== RAW RECORDS ==
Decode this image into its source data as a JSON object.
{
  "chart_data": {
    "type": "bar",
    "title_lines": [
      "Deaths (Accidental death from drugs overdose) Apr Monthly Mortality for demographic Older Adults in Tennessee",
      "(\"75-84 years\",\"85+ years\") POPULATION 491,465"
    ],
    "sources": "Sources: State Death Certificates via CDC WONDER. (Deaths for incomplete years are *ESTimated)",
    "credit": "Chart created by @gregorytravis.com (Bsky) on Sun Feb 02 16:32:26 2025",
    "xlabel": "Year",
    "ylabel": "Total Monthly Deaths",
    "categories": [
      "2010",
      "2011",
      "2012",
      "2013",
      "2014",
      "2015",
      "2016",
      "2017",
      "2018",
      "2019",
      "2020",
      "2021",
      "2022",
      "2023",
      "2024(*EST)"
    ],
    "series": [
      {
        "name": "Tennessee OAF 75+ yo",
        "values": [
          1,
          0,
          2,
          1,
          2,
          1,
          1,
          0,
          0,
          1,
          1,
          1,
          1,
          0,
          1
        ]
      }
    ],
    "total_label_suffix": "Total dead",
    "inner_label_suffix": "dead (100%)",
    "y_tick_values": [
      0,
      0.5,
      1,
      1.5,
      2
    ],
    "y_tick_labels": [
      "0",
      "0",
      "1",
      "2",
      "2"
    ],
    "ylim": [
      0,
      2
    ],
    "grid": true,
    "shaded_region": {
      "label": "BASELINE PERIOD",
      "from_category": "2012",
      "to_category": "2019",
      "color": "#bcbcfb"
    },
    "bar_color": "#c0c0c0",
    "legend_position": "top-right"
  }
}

== WRITTEN REQUEST ==
Reproduce the listing in full. Keep it exactly as written.

== RESPONSE FOR THIS EXERCISE ==
Decode this image into its source data as a JSON object.
{
  "chart_data": {
    "type": "bar",
    "title_lines": [
      "Deaths (Accidental death from drugs overdose) Apr Monthly Mortality for demographic Older Adults in Tennessee",
      "(\"75-84 years\",\"85+ years\") POPULATION 491,465"
    ],
    "sources": "Sources: State Death Certificates via CDC WONDER. (Deaths for incomplete years are *ESTimated)",
    "credit": "Chart created by @gregorytravis.com (Bsky) on Sun Feb 02 16:32:26 2025",
    "xlabel": "Year",
    "ylabel": "Total Monthly Deaths",
    "categories": [
      "2010",
      "2011",
      "2012",
      "2013",
      "2014",
      "2015",
      "2016",
      "2017",
      "2018",
      "2019",
      "2020",
      "2021",
      "2022",
      "2023",
      "2024(*EST)"
    ],
    "series": [
      {
        "name": "Tennessee OAF 75+ yo",
        "values": [
          1,
          0,
          2,
          1,
          2,
          1,
          1,
          0,
          0,
          1,
          1,
          1,
          1,
          0,
          1
        ]
      }
    ],
    "total_label_suffix": "Total dead",
    "inner_label_suffix": "dead (100%)",
    "y_tick_values": [
      0,
      0.5,
      1,
      1.5,
      2
    ],
    "y_tick_labels": [
      "0",
      "0",
      "1",
      "2",
      "2"
    ],
    "ylim": [
      0,
      2
    ],
    "grid": true,
    "shaded_region": {
      "label": "BASELINE PERIOD",
      "from_category": "2012",
      "to_category": "2019",
      "color": "#bcbcfb"
    },
    "bar_color": "#c0c0c0",
    "legend_position": "top-right"
  }
}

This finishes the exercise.